§ **What the task asks**
What lines of the data hold the string "color"? Pull each one out.

:: Exercise inputs

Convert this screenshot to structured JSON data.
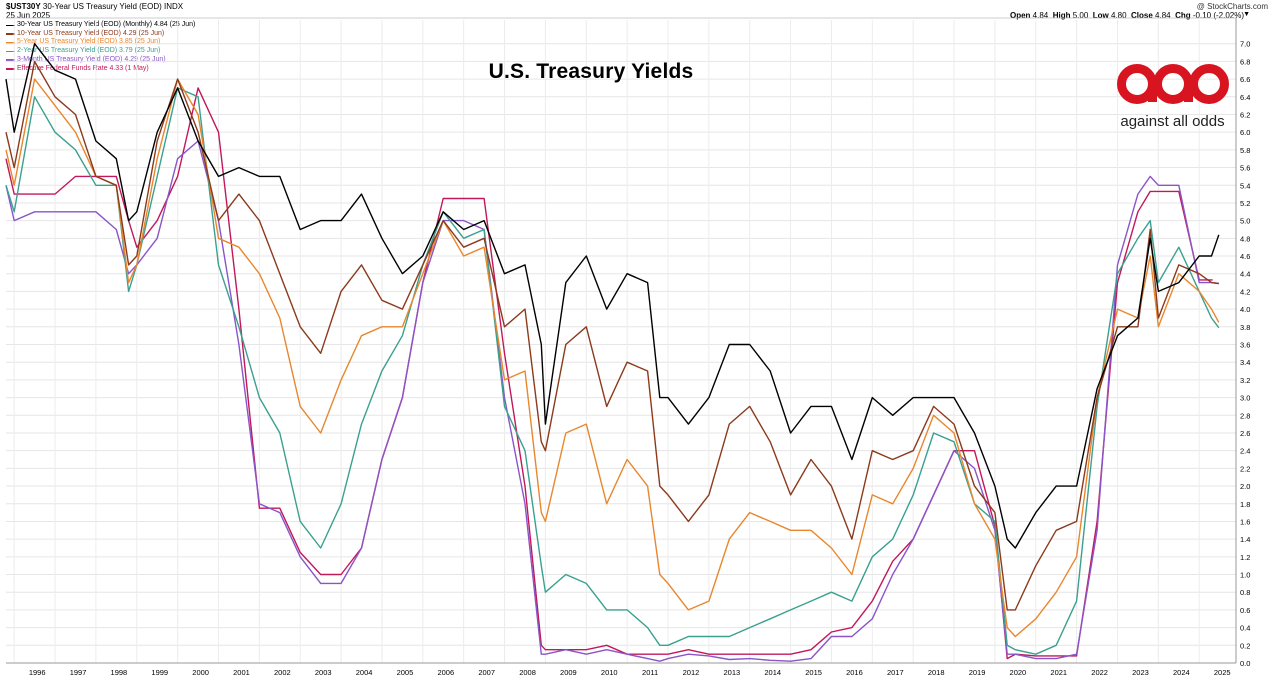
{
  "header": {
    "symbol": "$UST30Y",
    "symbol_desc": "30-Year US Treasury Yield (EOD) INDX",
    "date": "25 Jun 2025",
    "source": "@ StockCharts.com",
    "open_label": "Open",
    "open": "4.84",
    "high_label": "High",
    "high": "5.00",
    "low_label": "Low",
    "low": "4.80",
    "close_label": "Close",
    "close": "4.84",
    "chg_label": "Chg",
    "chg": "-0.10 (-2.02%)"
  },
  "logo": {
    "tagline": "against all odds",
    "color": "#d7141f"
  },
  "chart_data": {
    "type": "line",
    "title": "U.S. Treasury Yields",
    "xlabel": "",
    "ylabel": "",
    "xlim": [
      1995.8,
      2025.9
    ],
    "ylim": [
      0,
      7.2
    ],
    "y_ticks": [
      "0.0",
      "0.2",
      "0.4",
      "0.6",
      "0.8",
      "1.0",
      "1.2",
      "1.4",
      "1.6",
      "1.8",
      "2.0",
      "2.2",
      "2.4",
      "2.6",
      "2.8",
      "3.0",
      "3.2",
      "3.4",
      "3.6",
      "3.8",
      "4.0",
      "4.2",
      "4.4",
      "4.6",
      "4.8",
      "5.0",
      "5.2",
      "5.4",
      "5.6",
      "5.8",
      "6.0",
      "6.2",
      "6.4",
      "6.6",
      "6.8",
      "7.0"
    ],
    "x_ticks": [
      "1996",
      "1997",
      "1998",
      "1999",
      "2000",
      "2001",
      "2002",
      "2003",
      "2004",
      "2005",
      "2006",
      "2007",
      "2008",
      "2009",
      "2010",
      "2011",
      "2012",
      "2013",
      "2014",
      "2015",
      "2016",
      "2017",
      "2018",
      "2019",
      "2020",
      "2021",
      "2022",
      "2023",
      "2024",
      "2025"
    ],
    "grid": true,
    "legend_position": "top-left",
    "series": [
      {
        "name": "30-Year US Treasury Yield (EOD) (Monthly) 4.84 (25 Jun)",
        "color": "#000000",
        "x": [
          1995.8,
          1996.0,
          1996.5,
          1997.0,
          1997.5,
          1998.0,
          1998.5,
          1998.8,
          1999.0,
          1999.5,
          2000.0,
          2000.5,
          2001.0,
          2001.5,
          2002.0,
          2002.5,
          2003.0,
          2003.5,
          2004.0,
          2004.5,
          2005.0,
          2005.5,
          2006.0,
          2006.5,
          2007.0,
          2007.5,
          2008.0,
          2008.5,
          2008.9,
          2009.0,
          2009.5,
          2010.0,
          2010.5,
          2011.0,
          2011.5,
          2011.8,
          2012.0,
          2012.5,
          2013.0,
          2013.5,
          2014.0,
          2014.5,
          2015.0,
          2015.5,
          2016.0,
          2016.5,
          2017.0,
          2017.5,
          2018.0,
          2018.5,
          2019.0,
          2019.5,
          2020.0,
          2020.3,
          2020.5,
          2021.0,
          2021.5,
          2022.0,
          2022.5,
          2023.0,
          2023.5,
          2023.8,
          2024.0,
          2024.5,
          2025.0,
          2025.3,
          2025.48
        ],
        "y": [
          6.6,
          6.0,
          7.0,
          6.7,
          6.6,
          5.9,
          5.7,
          5.0,
          5.1,
          6.0,
          6.5,
          5.9,
          5.5,
          5.6,
          5.5,
          5.5,
          4.9,
          5.0,
          5.0,
          5.3,
          4.8,
          4.4,
          4.6,
          5.1,
          4.9,
          5.0,
          4.4,
          4.5,
          3.6,
          2.7,
          4.3,
          4.6,
          4.0,
          4.4,
          4.3,
          3.0,
          3.0,
          2.7,
          3.0,
          3.6,
          3.6,
          3.3,
          2.6,
          2.9,
          2.9,
          2.3,
          3.0,
          2.8,
          3.0,
          3.0,
          3.0,
          2.6,
          2.0,
          1.4,
          1.3,
          1.7,
          2.0,
          2.0,
          3.1,
          3.7,
          3.9,
          4.8,
          4.2,
          4.3,
          4.6,
          4.6,
          4.84
        ]
      },
      {
        "name": "10-Year US Treasury Yield (EOD) 4.29 (25 Jun)",
        "color": "#8b3a1c",
        "x": [
          1995.8,
          1996.0,
          1996.5,
          1997.0,
          1997.5,
          1998.0,
          1998.5,
          1998.8,
          1999.0,
          1999.5,
          2000.0,
          2000.5,
          2001.0,
          2001.5,
          2002.0,
          2002.5,
          2003.0,
          2003.5,
          2004.0,
          2004.5,
          2005.0,
          2005.5,
          2006.0,
          2006.5,
          2007.0,
          2007.5,
          2008.0,
          2008.5,
          2008.9,
          2009.0,
          2009.5,
          2010.0,
          2010.5,
          2011.0,
          2011.5,
          2011.8,
          2012.0,
          2012.5,
          2013.0,
          2013.5,
          2014.0,
          2014.5,
          2015.0,
          2015.5,
          2016.0,
          2016.5,
          2017.0,
          2017.5,
          2018.0,
          2018.5,
          2019.0,
          2019.5,
          2020.0,
          2020.3,
          2020.5,
          2021.0,
          2021.5,
          2022.0,
          2022.5,
          2023.0,
          2023.5,
          2023.8,
          2024.0,
          2024.5,
          2025.0,
          2025.3,
          2025.48
        ],
        "y": [
          6.0,
          5.6,
          6.8,
          6.4,
          6.2,
          5.5,
          5.4,
          4.5,
          4.6,
          5.9,
          6.6,
          6.0,
          5.0,
          5.3,
          5.0,
          4.4,
          3.8,
          3.5,
          4.2,
          4.5,
          4.1,
          4.0,
          4.5,
          5.0,
          4.7,
          4.8,
          3.8,
          4.0,
          2.5,
          2.4,
          3.6,
          3.8,
          2.9,
          3.4,
          3.3,
          2.0,
          1.9,
          1.6,
          1.9,
          2.7,
          2.9,
          2.5,
          1.9,
          2.3,
          2.0,
          1.4,
          2.4,
          2.3,
          2.4,
          2.9,
          2.7,
          2.0,
          1.7,
          0.6,
          0.6,
          1.1,
          1.5,
          1.6,
          3.0,
          3.8,
          3.8,
          4.9,
          3.9,
          4.5,
          4.4,
          4.3,
          4.29
        ]
      },
      {
        "name": "5-Year US Treasury Yield (EOD) 3.85 (25 Jun)",
        "color": "#e8872e",
        "x": [
          1995.8,
          1996.0,
          1996.5,
          1997.0,
          1997.5,
          1998.0,
          1998.5,
          1998.8,
          1999.0,
          1999.5,
          2000.0,
          2000.5,
          2001.0,
          2001.5,
          2002.0,
          2002.5,
          2003.0,
          2003.5,
          2004.0,
          2004.5,
          2005.0,
          2005.5,
          2006.0,
          2006.5,
          2007.0,
          2007.5,
          2008.0,
          2008.5,
          2008.9,
          2009.0,
          2009.5,
          2010.0,
          2010.5,
          2011.0,
          2011.5,
          2011.8,
          2012.0,
          2012.5,
          2013.0,
          2013.5,
          2014.0,
          2014.5,
          2015.0,
          2015.5,
          2016.0,
          2016.5,
          2017.0,
          2017.5,
          2018.0,
          2018.5,
          2019.0,
          2019.5,
          2020.0,
          2020.3,
          2020.5,
          2021.0,
          2021.5,
          2022.0,
          2022.5,
          2023.0,
          2023.5,
          2023.8,
          2024.0,
          2024.5,
          2025.0,
          2025.3,
          2025.48
        ],
        "y": [
          5.8,
          5.4,
          6.6,
          6.3,
          6.0,
          5.5,
          5.4,
          4.3,
          4.5,
          5.7,
          6.6,
          6.2,
          4.8,
          4.7,
          4.4,
          3.9,
          2.9,
          2.6,
          3.2,
          3.7,
          3.8,
          3.8,
          4.4,
          5.0,
          4.6,
          4.7,
          3.2,
          3.3,
          1.7,
          1.6,
          2.6,
          2.7,
          1.8,
          2.3,
          2.0,
          1.0,
          0.9,
          0.6,
          0.7,
          1.4,
          1.7,
          1.6,
          1.5,
          1.5,
          1.3,
          1.0,
          1.9,
          1.8,
          2.2,
          2.8,
          2.6,
          1.8,
          1.4,
          0.4,
          0.3,
          0.5,
          0.8,
          1.2,
          3.0,
          4.0,
          3.9,
          4.6,
          3.8,
          4.4,
          4.2,
          4.0,
          3.85
        ]
      },
      {
        "name": "2-Year US Treasury Yield (EOD) 3.79 (25 Jun)",
        "color": "#3aa08f",
        "x": [
          1995.8,
          1996.0,
          1996.5,
          1997.0,
          1997.5,
          1998.0,
          1998.5,
          1998.8,
          1999.0,
          1999.5,
          2000.0,
          2000.5,
          2001.0,
          2001.5,
          2002.0,
          2002.5,
          2003.0,
          2003.5,
          2004.0,
          2004.5,
          2005.0,
          2005.5,
          2006.0,
          2006.5,
          2007.0,
          2007.5,
          2008.0,
          2008.5,
          2008.9,
          2009.0,
          2009.5,
          2010.0,
          2010.5,
          2011.0,
          2011.5,
          2011.8,
          2012.0,
          2012.5,
          2013.0,
          2013.5,
          2014.0,
          2014.5,
          2015.0,
          2015.5,
          2016.0,
          2016.5,
          2017.0,
          2017.5,
          2018.0,
          2018.5,
          2019.0,
          2019.5,
          2020.0,
          2020.3,
          2020.5,
          2021.0,
          2021.5,
          2022.0,
          2022.5,
          2023.0,
          2023.5,
          2023.8,
          2024.0,
          2024.5,
          2025.0,
          2025.3,
          2025.48
        ],
        "y": [
          5.4,
          5.1,
          6.4,
          6.0,
          5.8,
          5.4,
          5.4,
          4.2,
          4.5,
          5.5,
          6.5,
          6.4,
          4.5,
          3.8,
          3.0,
          2.6,
          1.6,
          1.3,
          1.8,
          2.7,
          3.3,
          3.7,
          4.5,
          5.1,
          4.8,
          4.9,
          2.9,
          2.4,
          1.1,
          0.8,
          1.0,
          0.9,
          0.6,
          0.6,
          0.4,
          0.2,
          0.2,
          0.3,
          0.3,
          0.3,
          0.4,
          0.5,
          0.6,
          0.7,
          0.8,
          0.7,
          1.2,
          1.4,
          1.9,
          2.6,
          2.5,
          1.8,
          1.6,
          0.2,
          0.15,
          0.1,
          0.2,
          0.7,
          2.9,
          4.4,
          4.8,
          5.0,
          4.3,
          4.7,
          4.2,
          3.9,
          3.79
        ]
      },
      {
        "name": "3-Month US Treasury Yield (EOD) 4.29 (25 Jun)",
        "color": "#8a55c8",
        "x": [
          1995.8,
          1996.0,
          1996.5,
          1997.0,
          1997.5,
          1998.0,
          1998.5,
          1998.8,
          1999.0,
          1999.5,
          2000.0,
          2000.5,
          2001.0,
          2001.5,
          2002.0,
          2002.5,
          2003.0,
          2003.5,
          2004.0,
          2004.5,
          2005.0,
          2005.5,
          2006.0,
          2006.5,
          2007.0,
          2007.5,
          2008.0,
          2008.5,
          2008.9,
          2009.0,
          2009.5,
          2010.0,
          2010.5,
          2011.0,
          2011.5,
          2011.8,
          2012.0,
          2012.5,
          2013.0,
          2013.5,
          2014.0,
          2014.5,
          2015.0,
          2015.5,
          2016.0,
          2016.5,
          2017.0,
          2017.5,
          2018.0,
          2018.5,
          2019.0,
          2019.5,
          2020.0,
          2020.3,
          2020.5,
          2021.0,
          2021.5,
          2022.0,
          2022.5,
          2023.0,
          2023.5,
          2023.8,
          2024.0,
          2024.5,
          2025.0,
          2025.3,
          2025.48
        ],
        "y": [
          5.4,
          5.0,
          5.1,
          5.1,
          5.1,
          5.1,
          4.9,
          4.4,
          4.5,
          4.8,
          5.7,
          5.9,
          5.0,
          3.6,
          1.8,
          1.7,
          1.2,
          0.9,
          0.9,
          1.3,
          2.3,
          3.0,
          4.3,
          5.0,
          5.0,
          4.9,
          3.0,
          1.8,
          0.1,
          0.1,
          0.15,
          0.1,
          0.15,
          0.1,
          0.05,
          0.02,
          0.05,
          0.1,
          0.08,
          0.04,
          0.05,
          0.03,
          0.02,
          0.05,
          0.3,
          0.3,
          0.5,
          1.0,
          1.4,
          1.9,
          2.4,
          2.2,
          1.5,
          0.1,
          0.1,
          0.05,
          0.05,
          0.1,
          1.5,
          4.5,
          5.3,
          5.5,
          5.4,
          5.4,
          4.3,
          4.3,
          4.29
        ]
      },
      {
        "name": "Effective Federal Funds Rate 4.33 (1 May)",
        "color": "#c2185b",
        "x": [
          1995.8,
          1996.0,
          1996.5,
          1997.0,
          1997.5,
          1998.0,
          1998.5,
          1998.8,
          1999.0,
          1999.5,
          2000.0,
          2000.5,
          2001.0,
          2001.5,
          2002.0,
          2002.5,
          2003.0,
          2003.5,
          2004.0,
          2004.5,
          2005.0,
          2005.5,
          2006.0,
          2006.5,
          2007.0,
          2007.5,
          2008.0,
          2008.5,
          2008.9,
          2009.0,
          2009.5,
          2010.0,
          2010.5,
          2011.0,
          2011.5,
          2011.8,
          2012.0,
          2012.5,
          2013.0,
          2013.5,
          2014.0,
          2014.5,
          2015.0,
          2015.5,
          2016.0,
          2016.5,
          2017.0,
          2017.5,
          2018.0,
          2018.5,
          2019.0,
          2019.5,
          2020.0,
          2020.3,
          2020.5,
          2021.0,
          2021.5,
          2022.0,
          2022.5,
          2023.0,
          2023.5,
          2023.8,
          2024.0,
          2024.5,
          2025.0,
          2025.3,
          2025.33
        ],
        "y": [
          5.7,
          5.3,
          5.3,
          5.3,
          5.5,
          5.5,
          5.5,
          5.0,
          4.7,
          5.0,
          5.5,
          6.5,
          6.0,
          4.0,
          1.75,
          1.75,
          1.25,
          1.0,
          1.0,
          1.3,
          2.3,
          3.0,
          4.3,
          5.25,
          5.25,
          5.25,
          3.5,
          2.0,
          0.2,
          0.15,
          0.15,
          0.15,
          0.2,
          0.1,
          0.1,
          0.1,
          0.1,
          0.15,
          0.1,
          0.1,
          0.1,
          0.1,
          0.1,
          0.15,
          0.35,
          0.4,
          0.7,
          1.15,
          1.4,
          1.9,
          2.4,
          2.4,
          1.55,
          0.05,
          0.1,
          0.08,
          0.08,
          0.08,
          1.6,
          4.3,
          5.1,
          5.33,
          5.33,
          5.33,
          4.33,
          4.33,
          4.33
        ]
      }
    ]
  }
}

::::

§ **Response below**
    "color": "#d7141f"
        "color": "#000000",
        "color": "#8b3a1c",
        "color": "#e8872e",
        "color": "#3aa08f",
        "color": "#8a55c8",
        "color": "#c2185b",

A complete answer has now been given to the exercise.